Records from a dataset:
○ ○ ○ ○ ○
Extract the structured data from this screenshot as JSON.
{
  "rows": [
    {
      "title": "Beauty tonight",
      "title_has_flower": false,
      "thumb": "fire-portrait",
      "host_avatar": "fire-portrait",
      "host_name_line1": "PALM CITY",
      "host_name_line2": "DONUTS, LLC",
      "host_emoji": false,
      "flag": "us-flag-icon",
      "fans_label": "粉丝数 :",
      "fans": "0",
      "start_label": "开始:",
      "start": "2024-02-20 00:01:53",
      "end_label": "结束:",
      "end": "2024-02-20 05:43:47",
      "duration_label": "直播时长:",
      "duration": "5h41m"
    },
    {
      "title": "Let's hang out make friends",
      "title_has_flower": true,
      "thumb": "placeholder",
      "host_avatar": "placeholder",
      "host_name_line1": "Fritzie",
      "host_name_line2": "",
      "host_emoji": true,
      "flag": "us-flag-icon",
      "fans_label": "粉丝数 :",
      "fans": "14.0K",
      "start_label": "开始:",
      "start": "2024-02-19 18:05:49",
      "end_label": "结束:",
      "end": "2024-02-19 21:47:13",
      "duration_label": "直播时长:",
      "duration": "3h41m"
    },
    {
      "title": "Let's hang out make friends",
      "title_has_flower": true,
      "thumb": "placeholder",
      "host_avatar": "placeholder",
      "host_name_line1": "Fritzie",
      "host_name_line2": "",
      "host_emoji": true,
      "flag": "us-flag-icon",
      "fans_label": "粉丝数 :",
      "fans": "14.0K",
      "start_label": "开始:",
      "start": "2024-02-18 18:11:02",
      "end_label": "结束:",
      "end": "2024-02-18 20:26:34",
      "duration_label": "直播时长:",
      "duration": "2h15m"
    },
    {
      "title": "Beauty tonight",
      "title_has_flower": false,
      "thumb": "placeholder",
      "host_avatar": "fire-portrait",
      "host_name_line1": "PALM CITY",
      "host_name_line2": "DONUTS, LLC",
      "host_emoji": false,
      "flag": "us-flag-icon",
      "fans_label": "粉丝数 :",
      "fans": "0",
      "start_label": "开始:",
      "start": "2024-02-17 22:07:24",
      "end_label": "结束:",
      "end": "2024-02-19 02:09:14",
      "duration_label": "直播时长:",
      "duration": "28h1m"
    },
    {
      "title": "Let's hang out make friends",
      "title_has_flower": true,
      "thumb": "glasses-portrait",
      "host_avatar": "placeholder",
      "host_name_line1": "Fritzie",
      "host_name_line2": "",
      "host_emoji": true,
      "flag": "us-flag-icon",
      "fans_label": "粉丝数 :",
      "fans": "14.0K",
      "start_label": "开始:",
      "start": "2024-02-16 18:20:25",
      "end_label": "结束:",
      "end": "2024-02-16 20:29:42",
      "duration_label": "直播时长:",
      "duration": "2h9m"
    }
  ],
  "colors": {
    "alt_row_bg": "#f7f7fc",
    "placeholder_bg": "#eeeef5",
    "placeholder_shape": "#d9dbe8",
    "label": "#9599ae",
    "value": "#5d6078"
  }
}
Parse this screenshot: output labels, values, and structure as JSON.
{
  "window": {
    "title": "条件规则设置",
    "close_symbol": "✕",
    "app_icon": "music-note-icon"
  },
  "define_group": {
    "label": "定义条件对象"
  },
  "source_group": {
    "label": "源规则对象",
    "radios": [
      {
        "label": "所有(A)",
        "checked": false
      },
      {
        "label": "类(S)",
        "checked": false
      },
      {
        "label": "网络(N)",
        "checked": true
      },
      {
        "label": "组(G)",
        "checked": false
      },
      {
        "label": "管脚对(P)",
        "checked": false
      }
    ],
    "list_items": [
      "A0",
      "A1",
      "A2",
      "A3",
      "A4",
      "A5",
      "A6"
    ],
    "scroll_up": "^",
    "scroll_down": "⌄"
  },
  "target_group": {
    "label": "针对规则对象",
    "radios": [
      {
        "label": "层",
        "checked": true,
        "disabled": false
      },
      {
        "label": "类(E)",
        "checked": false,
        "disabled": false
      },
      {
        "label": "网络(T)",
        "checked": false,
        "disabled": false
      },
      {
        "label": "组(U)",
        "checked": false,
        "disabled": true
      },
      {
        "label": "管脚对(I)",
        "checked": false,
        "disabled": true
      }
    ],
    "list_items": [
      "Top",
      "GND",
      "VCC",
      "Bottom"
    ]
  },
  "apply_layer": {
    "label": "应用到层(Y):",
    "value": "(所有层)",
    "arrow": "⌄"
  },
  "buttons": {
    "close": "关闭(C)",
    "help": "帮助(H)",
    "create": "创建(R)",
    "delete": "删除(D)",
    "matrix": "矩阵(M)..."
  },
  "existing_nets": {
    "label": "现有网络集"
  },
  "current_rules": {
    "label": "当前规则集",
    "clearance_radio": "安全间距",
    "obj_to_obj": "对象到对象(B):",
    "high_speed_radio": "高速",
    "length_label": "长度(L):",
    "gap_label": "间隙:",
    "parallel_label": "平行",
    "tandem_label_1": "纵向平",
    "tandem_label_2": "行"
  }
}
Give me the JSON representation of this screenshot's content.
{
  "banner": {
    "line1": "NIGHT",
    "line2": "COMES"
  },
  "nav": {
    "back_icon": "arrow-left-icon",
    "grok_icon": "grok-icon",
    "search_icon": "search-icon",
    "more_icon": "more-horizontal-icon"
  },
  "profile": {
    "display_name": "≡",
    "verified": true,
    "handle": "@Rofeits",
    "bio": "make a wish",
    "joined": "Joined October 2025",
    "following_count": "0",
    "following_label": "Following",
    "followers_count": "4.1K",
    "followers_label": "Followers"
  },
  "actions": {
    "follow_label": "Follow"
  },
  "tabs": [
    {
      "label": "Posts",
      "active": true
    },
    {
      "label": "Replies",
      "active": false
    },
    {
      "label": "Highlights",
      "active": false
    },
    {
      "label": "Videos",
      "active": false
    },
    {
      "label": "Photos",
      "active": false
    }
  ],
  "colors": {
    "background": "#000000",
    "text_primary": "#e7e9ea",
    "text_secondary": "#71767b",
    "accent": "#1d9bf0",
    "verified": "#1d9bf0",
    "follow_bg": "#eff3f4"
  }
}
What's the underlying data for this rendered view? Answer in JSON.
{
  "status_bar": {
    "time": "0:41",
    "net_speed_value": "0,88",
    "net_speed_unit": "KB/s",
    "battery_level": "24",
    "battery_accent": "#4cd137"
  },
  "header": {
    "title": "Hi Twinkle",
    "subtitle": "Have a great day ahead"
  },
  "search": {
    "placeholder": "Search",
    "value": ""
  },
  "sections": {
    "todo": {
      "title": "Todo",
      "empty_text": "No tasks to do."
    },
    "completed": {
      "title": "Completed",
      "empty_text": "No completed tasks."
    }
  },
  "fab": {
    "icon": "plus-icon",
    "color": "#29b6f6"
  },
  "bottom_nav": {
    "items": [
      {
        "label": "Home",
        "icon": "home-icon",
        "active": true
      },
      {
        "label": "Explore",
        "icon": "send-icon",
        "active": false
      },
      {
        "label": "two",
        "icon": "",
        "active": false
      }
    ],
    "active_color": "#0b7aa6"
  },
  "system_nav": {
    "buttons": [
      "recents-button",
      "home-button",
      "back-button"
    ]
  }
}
○ ○ ○ ○ ○
Problem to work on:
Give all of the entries again, word for word.

Response to the task:
Extract the structured data from this screenshot as JSON.
{
  "rows": [
    {
      "title": "Beauty tonight",
      "title_has_flower": false,
      "thumb": "fire-portrait",
      "host_avatar": "fire-portrait",
      "host_name_line1": "PALM CITY",
      "host_name_line2": "DONUTS, LLC",
      "host_emoji": false,
      "flag": "us-flag-icon",
      "fans_label": "粉丝数 :",
      "fans": "0",
      "start_label": "开始:",
      "start": "2024-02-20 00:01:53",
      "end_label": "结束:",
      "end": "2024-02-20 05:43:47",
      "duration_label": "直播时长:",
      "duration": "5h41m"
    },
    {
      "title": "Let's hang out make friends",
      "title_has_flower": true,
      "thumb": "placeholder",
      "host_avatar": "placeholder",
      "host_name_line1": "Fritzie",
      "host_name_line2": "",
      "host_emoji": true,
      "flag": "us-flag-icon",
      "fans_label": "粉丝数 :",
      "fans": "14.0K",
      "start_label": "开始:",
      "start": "2024-02-19 18:05:49",
      "end_label": "结束:",
      "end": "2024-02-19 21:47:13",
      "duration_label": "直播时长:",
      "duration": "3h41m"
    },
    {
      "title": "Let's hang out make friends",
      "title_has_flower": true,
      "thumb": "placeholder",
      "host_avatar": "placeholder",
      "host_name_line1": "Fritzie",
      "host_name_line2": "",
      "host_emoji": true,
      "flag": "us-flag-icon",
      "fans_label": "粉丝数 :",
      "fans": "14.0K",
      "start_label": "开始:",
      "start": "2024-02-18 18:11:02",
      "end_label": "结束:",
      "end": "2024-02-18 20:26:34",
      "duration_label": "直播时长:",
      "duration": "2h15m"
    },
    {
      "title": "Beauty tonight",
      "title_has_flower": false,
      "thumb": "placeholder",
      "host_avatar": "fire-portrait",
      "host_name_line1": "PALM CITY",
      "host_name_line2": "DONUTS, LLC",
      "host_emoji": false,
      "flag": "us-flag-icon",
      "fans_label": "粉丝数 :",
      "fans": "0",
      "start_label": "开始:",
      "start": "2024-02-17 22:07:24",
      "end_label": "结束:",
      "end": "2024-02-19 02:09:14",
      "duration_label": "直播时长:",
      "duration": "28h1m"
    },
    {
      "title": "Let's hang out make friends",
      "title_has_flower": true,
      "thumb": "glasses-portrait",
      "host_avatar": "placeholder",
      "host_name_line1": "Fritzie",
      "host_name_line2": "",
      "host_emoji": true,
      "flag": "us-flag-icon",
      "fans_label": "粉丝数 :",
      "fans": "14.0K",
      "start_label": "开始:",
      "start": "2024-02-16 18:20:25",
      "end_label": "结束:",
      "end": "2024-02-16 20:29:42",
      "duration_label": "直播时长:",
      "duration": "2h9m"
    }
  ],
  "colors": {
    "alt_row_bg": "#f7f7fc",
    "placeholder_bg": "#eeeef5",
    "placeholder_shape": "#d9dbe8",
    "label": "#9599ae",
    "value": "#5d6078"
  }
}
Parse this screenshot: output labels, values, and structure as JSON.
{
  "window": {
    "title": "条件规则设置",
    "close_symbol": "✕",
    "app_icon": "music-note-icon"
  },
  "define_group": {
    "label": "定义条件对象"
  },
  "source_group": {
    "label": "源规则对象",
    "radios": [
      {
        "label": "所有(A)",
        "checked": false
      },
      {
        "label": "类(S)",
        "checked": false
      },
      {
        "label": "网络(N)",
        "checked": true
      },
      {
        "label": "组(G)",
        "checked": false
      },
      {
        "label": "管脚对(P)",
        "checked": false
      }
    ],
    "list_items": [
      "A0",
      "A1",
      "A2",
      "A3",
      "A4",
      "A5",
      "A6"
    ],
    "scroll_up": "^",
    "scroll_down": "⌄"
  },
  "target_group": {
    "label": "针对规则对象",
    "radios": [
      {
        "label": "层",
        "checked": true,
        "disabled": false
      },
      {
        "label": "类(E)",
        "checked": false,
        "disabled": false
      },
      {
        "label": "网络(T)",
        "checked": false,
        "disabled": false
      },
      {
        "label": "组(U)",
        "checked": false,
        "disabled": true
      },
      {
        "label": "管脚对(I)",
        "checked": false,
        "disabled": true
      }
    ],
    "list_items": [
      "Top",
      "GND",
      "VCC",
      "Bottom"
    ]
  },
  "apply_layer": {
    "label": "应用到层(Y):",
    "value": "(所有层)",
    "arrow": "⌄"
  },
  "buttons": {
    "close": "关闭(C)",
    "help": "帮助(H)",
    "create": "创建(R)",
    "delete": "删除(D)",
    "matrix": "矩阵(M)..."
  },
  "existing_nets": {
    "label": "现有网络集"
  },
  "current_rules": {
    "label": "当前规则集",
    "clearance_radio": "安全间距",
    "obj_to_obj": "对象到对象(B):",
    "high_speed_radio": "高速",
    "length_label": "长度(L):",
    "gap_label": "间隙:",
    "parallel_label": "平行",
    "tandem_label_1": "纵向平",
    "tandem_label_2": "行"
  }
}
Give me the JSON representation of this screenshot's content.
{
  "banner": {
    "line1": "NIGHT",
    "line2": "COMES"
  },
  "nav": {
    "back_icon": "arrow-left-icon",
    "grok_icon": "grok-icon",
    "search_icon": "search-icon",
    "more_icon": "more-horizontal-icon"
  },
  "profile": {
    "display_name": "≡",
    "verified": true,
    "handle": "@Rofeits",
    "bio": "make a wish",
    "joined": "Joined October 2025",
    "following_count": "0",
    "following_label": "Following",
    "followers_count": "4.1K",
    "followers_label": "Followers"
  },
  "actions": {
    "follow_label": "Follow"
  },
  "tabs": [
    {
      "label": "Posts",
      "active": true
    },
    {
      "label": "Replies",
      "active": false
    },
    {
      "label": "Highlights",
      "active": false
    },
    {
      "label": "Videos",
      "active": false
    },
    {
      "label": "Photos",
      "active": false
    }
  ],
  "colors": {
    "background": "#000000",
    "text_primary": "#e7e9ea",
    "text_secondary": "#71767b",
    "accent": "#1d9bf0",
    "verified": "#1d9bf0",
    "follow_bg": "#eff3f4"
  }
}
What's the underlying data for this rendered view? Answer in JSON.
{
  "status_bar": {
    "time": "0:41",
    "net_speed_value": "0,88",
    "net_speed_unit": "KB/s",
    "battery_level": "24",
    "battery_accent": "#4cd137"
  },
  "header": {
    "title": "Hi Twinkle",
    "subtitle": "Have a great day ahead"
  },
  "search": {
    "placeholder": "Search",
    "value": ""
  },
  "sections": {
    "todo": {
      "title": "Todo",
      "empty_text": "No tasks to do."
    },
    "completed": {
      "title": "Completed",
      "empty_text": "No completed tasks."
    }
  },
  "fab": {
    "icon": "plus-icon",
    "color": "#29b6f6"
  },
  "bottom_nav": {
    "items": [
      {
        "label": "Home",
        "icon": "home-icon",
        "active": true
      },
      {
        "label": "Explore",
        "icon": "send-icon",
        "active": false
      },
      {
        "label": "two",
        "icon": "",
        "active": false
      }
    ],
    "active_color": "#0b7aa6"
  },
  "system_nav": {
    "buttons": [
      "recents-button",
      "home-button",
      "back-button"
    ]
  }
}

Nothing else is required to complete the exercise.